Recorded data
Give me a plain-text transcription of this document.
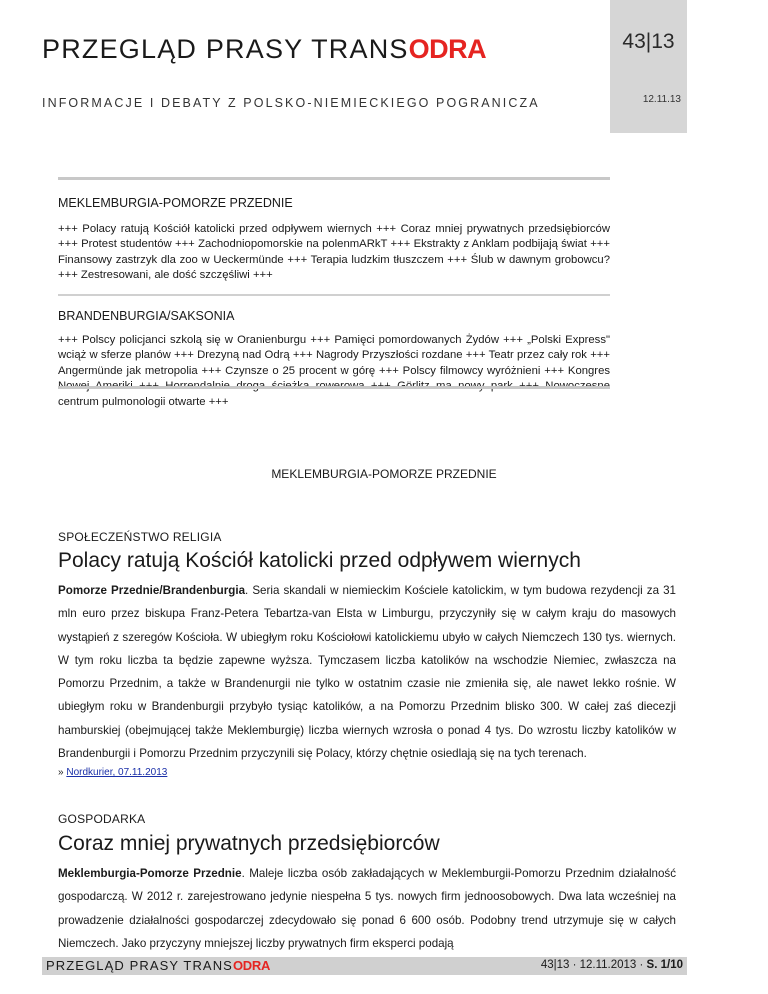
PRZEGLĄD PRASY TRANSODRA
INFORMACJE I DEBATY Z POLSKO-NIEMIECKIEGO POGRANICZA
43|13
12.11.13
MEKLEMBURGIA-POMORZE PRZEDNIE
+++ Polacy ratują Kościół katolicki przed odpływem wiernych +++ Coraz mniej prywatnych przedsiębiorców +++ Protest studentów +++ Zachodniopomorskie na polenmARkT +++ Ekstrakty z Anklam podbijają świat +++ Finansowy zastrzyk dla zoo w Ueckermünde +++ Terapia ludzkim tłuszczem +++ Ślub w dawnym grobowcu? +++ Zestresowani, ale dość szczęśliwi +++
BRANDENBURGIA/SAKSONIA
+++ Polscy policjanci szkolą się w Oranienburgu +++ Pamięci pomordowanych Żydów +++ „Polski Express" wciąż w sferze planów +++ Drezyną nad Odrą +++ Nagrody Przyszłości rozdane +++ Teatr przez cały rok +++ Angermünde jak metropolia +++ Czynsze o 25 procent w górę +++ Polscy filmowcy wyróżnieni +++ Kongres centrum pulmonologii otwarte +++
MEKLEMBURGIA-POMORZE PRZEDNIE
SPOŁECZEŃSTWO RELIGIA
Polacy ratują Kościół katolicki przed odpływem wiernych
Pomorze Przednie/Brandenburgia. Seria skandali w niemieckim Kościele katolickim, w tym budowa rezydencji za 31 mln euro przez biskupa Franz-Petera Tebartza-van Elsta w Limburgu, przyczyniły się w całym kraju do masowych wystąpień z szeregów Kościoła. W ubiegłym roku Kościołowi katolickiemu ubyło w całych Niemczech 130 tys. wiernych. W tym roku liczba ta będzie zapewne wyższa. Tymczasem liczba katolików na wschodzie Niemiec, zwłaszcza na Pomorzu Przednim, a także w Brandenurgii nie tylko w ostatnim czasie nie zmieniła się, ale nawet lekko rośnie. W ubiegłym roku w Brandenburgii przybyło tysiąc katolików, a na Pomorzu Przednim blisko 300. W całej zaś diecezji hamburskiej (obejmującej także Meklemburgię) liczba wiernych wzrosła o ponad 4 tys. Do wzrostu liczby katolików w Brandenburgii i Pomorzu Przednim przyczynili się Polacy, którzy chętnie osiedlają się na tych terenach.
» Nordkurier, 07.11.2013
GOSPODARKA
Coraz mniej prywatnych przedsiębiorców
Meklemburgia-Pomorze Przednie. Maleje liczba osób zakładających w Meklemburgii-Pomorzu Przednim działalność gospodarczą. W 2012 r. zarejestrowano jedynie niespełna 5 tys. nowych firm jednoosobowych. Dwa lata wcześniej na prowadzenie działalności gospodarczej zdecydowało się ponad 6 600 osób. Podobny trend utrzymuje się w całych Niemczech. Jako przyczyny mniejszej liczby prywatnych firm eksperci podają
PRZEGLĄD PRASY TRANSODRA	43|13 · 12.11.2013 · S. 1/10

# TASK TO COMPLETE
Give only the number of lines in the data that hold the string "prywatnych".

# EXERCISE RESULT
3